*Collected data entries*.

========================================

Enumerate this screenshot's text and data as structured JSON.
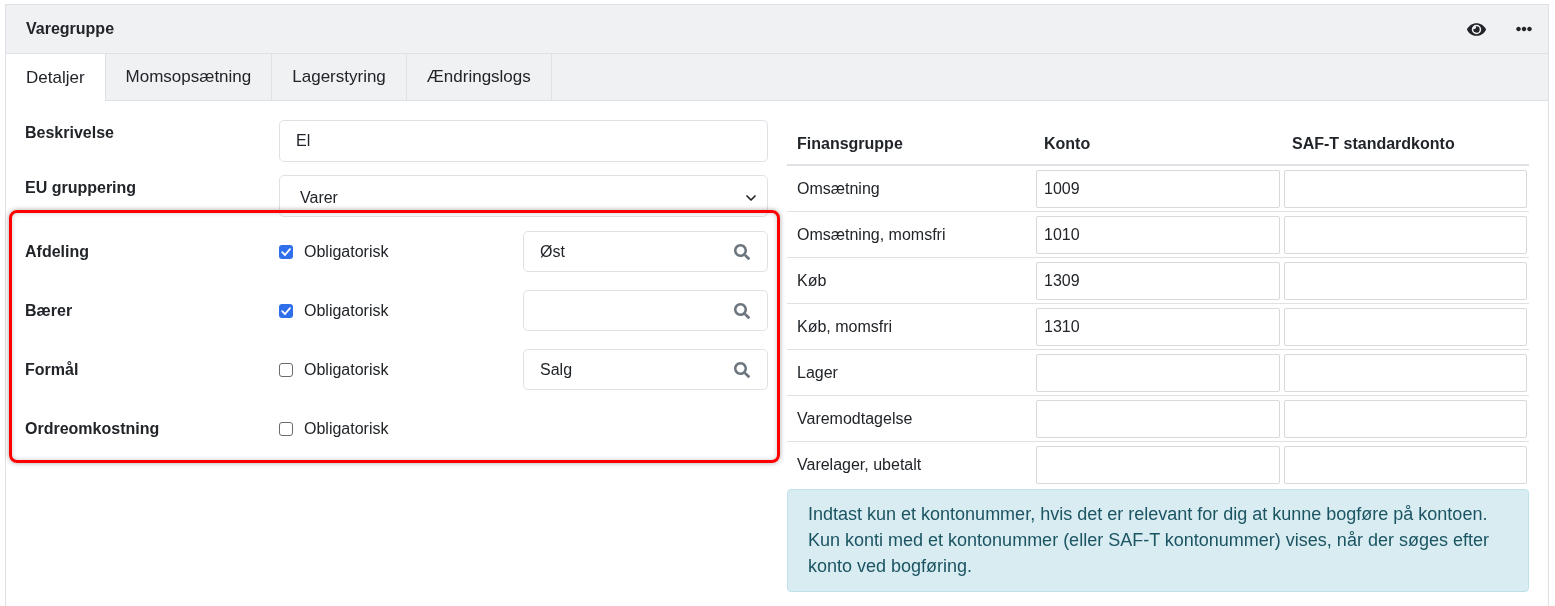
{
  "panel": {
    "title": "Varegruppe"
  },
  "tabs": [
    {
      "label": "Detaljer",
      "selected": true
    },
    {
      "label": "Momsopsætning",
      "selected": false
    },
    {
      "label": "Lagerstyring",
      "selected": false
    },
    {
      "label": "Ændringslogs",
      "selected": false
    }
  ],
  "form": {
    "fields": [
      {
        "kind": "text",
        "label": "Beskrivelse",
        "value": "El"
      },
      {
        "kind": "select",
        "label": "EU gruppering",
        "value": "Varer"
      }
    ],
    "dimensions": {
      "highlighted": true,
      "rows": [
        {
          "kind": "search",
          "label": "Afdeling",
          "checkbox_label": "Obligatorisk",
          "checked": true,
          "value": "Øst"
        },
        {
          "kind": "search",
          "label": "Bærer",
          "checkbox_label": "Obligatorisk",
          "checked": true
        },
        {
          "kind": "search",
          "label": "Formål",
          "checkbox_label": "Obligatorisk",
          "checked": false,
          "value": "Salg"
        },
        {
          "kind": "plain",
          "label": "Ordreomkostning",
          "checkbox_label": "Obligatorisk",
          "checked": false
        }
      ]
    }
  },
  "accounts": {
    "columns": [
      "Finansgruppe",
      "Konto",
      "SAF-T standardkonto"
    ],
    "rows": [
      {
        "group": "Omsætning",
        "account": "1009"
      },
      {
        "group": "Omsætning, momsfri",
        "account": "1010"
      },
      {
        "group": "Køb",
        "account": "1309"
      },
      {
        "group": "Køb, momsfri",
        "account": "1310"
      },
      {
        "group": "Lager"
      },
      {
        "group": "Varemodtagelse"
      },
      {
        "group": "Varelager, ubetalt"
      }
    ]
  },
  "info": "Indtast kun et kontonummer, hvis det er relevant for dig at kunne bogføre på kontoen. Kun konti med et kontonummer (eller SAF-T kontonummer) vises, når der søges efter konto ved bogføring."
}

========================================

*WRITTEN EXERCISE*. Every line should be retyped exactly, with the pictures omitted.

*ANSWER TO THIS PROBLEM*.
Enumerate this screenshot's text and data as structured JSON.
{
  "panel": {
    "title": "Varegruppe"
  },
  "tabs": [
    {
      "label": "Detaljer",
      "selected": true
    },
    {
      "label": "Momsopsætning",
      "selected": false
    },
    {
      "label": "Lagerstyring",
      "selected": false
    },
    {
      "label": "Ændringslogs",
      "selected": false
    }
  ],
  "form": {
    "fields": [
      {
        "kind": "text",
        "label": "Beskrivelse",
        "value": "El"
      },
      {
        "kind": "select",
        "label": "EU gruppering",
        "value": "Varer"
      }
    ],
    "dimensions": {
      "highlighted": true,
      "rows": [
        {
          "kind": "search",
          "label": "Afdeling",
          "checkbox_label": "Obligatorisk",
          "checked": true,
          "value": "Øst"
        },
        {
          "kind": "search",
          "label": "Bærer",
          "checkbox_label": "Obligatorisk",
          "checked": true
        },
        {
          "kind": "search",
          "label": "Formål",
          "checkbox_label": "Obligatorisk",
          "checked": false,
          "value": "Salg"
        },
        {
          "kind": "plain",
          "label": "Ordreomkostning",
          "checkbox_label": "Obligatorisk",
          "checked": false
        }
      ]
    }
  },
  "accounts": {
    "columns": [
      "Finansgruppe",
      "Konto",
      "SAF-T standardkonto"
    ],
    "rows": [
      {
        "group": "Omsætning",
        "account": "1009"
      },
      {
        "group": "Omsætning, momsfri",
        "account": "1010"
      },
      {
        "group": "Køb",
        "account": "1309"
      },
      {
        "group": "Køb, momsfri",
        "account": "1310"
      },
      {
        "group": "Lager"
      },
      {
        "group": "Varemodtagelse"
      },
      {
        "group": "Varelager, ubetalt"
      }
    ]
  },
  "info": "Indtast kun et kontonummer, hvis det er relevant for dig at kunne bogføre på kontoen. Kun konti med et kontonummer (eller SAF-T kontonummer) vises, når der søges efter konto ved bogføring."
}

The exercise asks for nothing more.